Figure collection entries
**********

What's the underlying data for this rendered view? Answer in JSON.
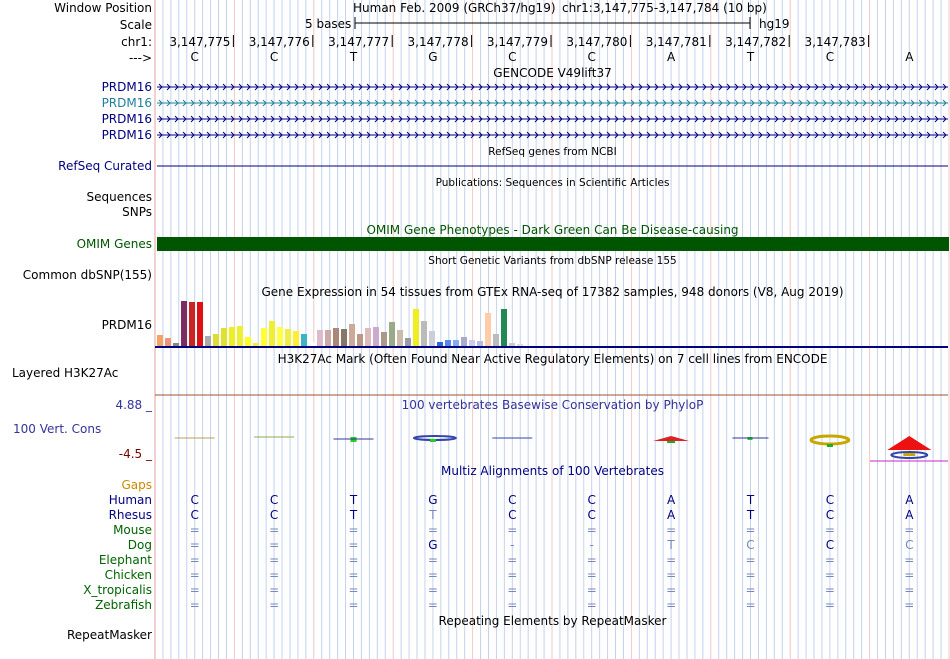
{
  "header": {
    "window_position_label": "Window Position",
    "assembly_text": "Human Feb. 2009 (GRCh37/hg19)",
    "position_text": "chr1:3,147,775-3,147,784 (10 bp)",
    "scale_label": "Scale",
    "scale_value": "5 bases",
    "scale_db": "hg19",
    "chrom_label": "chr1:",
    "strand_label": "--->"
  },
  "ruler": {
    "positions": [
      "3,147,775",
      "3,147,776",
      "3,147,777",
      "3,147,778",
      "3,147,779",
      "3,147,780",
      "3,147,781",
      "3,147,782",
      "3,147,783"
    ],
    "bases": [
      "C",
      "C",
      "T",
      "G",
      "C",
      "C",
      "A",
      "T",
      "C",
      "A"
    ]
  },
  "gencode": {
    "title": "GENCODE V49lift37",
    "labels": [
      "PRDM16",
      "PRDM16",
      "PRDM16",
      "PRDM16"
    ]
  },
  "refseq": {
    "title": "RefSeq genes from NCBI",
    "label": "RefSeq Curated"
  },
  "publications": {
    "title": "Publications: Sequences in Scientific Articles",
    "labels": [
      "Sequences",
      "SNPs"
    ]
  },
  "omim": {
    "title": "OMIM Gene Phenotypes - Dark Green Can Be Disease-causing",
    "label": "OMIM Genes"
  },
  "dbsnp": {
    "title": "Short Genetic Variants from dbSNP release 155",
    "label": "Common dbSNP(155)"
  },
  "gtex": {
    "title": "Gene Expression in 54 tissues from GTEx RNA-seq of 17382 samples, 948 donors (V8, Aug 2019)",
    "label": "PRDM16"
  },
  "h3k27ac": {
    "title": "H3K27Ac Mark (Often Found Near Active Regulatory Elements) on 7 cell lines from ENCODE",
    "label": "Layered H3K27Ac"
  },
  "phylop": {
    "title": "100 vertebrates Basewise Conservation by PhyloP",
    "label": "100 Vert. Cons",
    "max_label": "4.88 _",
    "min_label": "-4.5 _"
  },
  "multiz": {
    "title": "Multiz Alignments of 100 Vertebrates",
    "gaps_label": "Gaps",
    "species": [
      {
        "name": "Human",
        "bases": [
          "C",
          "C",
          "T",
          "G",
          "C",
          "C",
          "A",
          "T",
          "C",
          "A"
        ]
      },
      {
        "name": "Rhesus",
        "bases": [
          "C",
          "C",
          "T",
          "T",
          "C",
          "C",
          "A",
          "T",
          "C",
          "A"
        ]
      },
      {
        "name": "Mouse",
        "bases": [
          "=",
          "=",
          "=",
          "=",
          "=",
          "=",
          "=",
          "=",
          "=",
          "="
        ]
      },
      {
        "name": "Dog",
        "bases": [
          "=",
          "=",
          "=",
          "G",
          "-",
          "-",
          "T",
          "C",
          "C",
          "C"
        ]
      },
      {
        "name": "Elephant",
        "bases": [
          "=",
          "=",
          "=",
          "=",
          "=",
          "=",
          "=",
          "=",
          "=",
          "="
        ]
      },
      {
        "name": "Chicken",
        "bases": [
          "=",
          "=",
          "=",
          "=",
          "=",
          "=",
          "=",
          "=",
          "=",
          "="
        ]
      },
      {
        "name": "X_tropicalis",
        "bases": [
          "=",
          "=",
          "=",
          "=",
          "=",
          "=",
          "=",
          "=",
          "=",
          "="
        ]
      },
      {
        "name": "Zebrafish",
        "bases": [
          "=",
          "=",
          "=",
          "=",
          "=",
          "=",
          "=",
          "=",
          "=",
          "="
        ]
      }
    ]
  },
  "repeatmasker": {
    "title": "Repeating Elements by RepeatMasker",
    "label": "RepeatMasker"
  },
  "colors": {
    "navy": "#000080",
    "teal": "#1f7f9a",
    "omim_green": "#005500",
    "phylop_blue": "#333399",
    "phylop_red": "#770000",
    "gaps_orange": "#cc8800",
    "species_green": "#006400",
    "h3k27ac_brown": "#a0522d",
    "grid_blue": "#c4d2ee",
    "grid_pink": "#f0c8c8"
  }
}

**********

# PROBLEM DETAILS
Give a single number: the count of lines above that include the word "Elements".

# SOLUTION TO THIS PROBLEM
2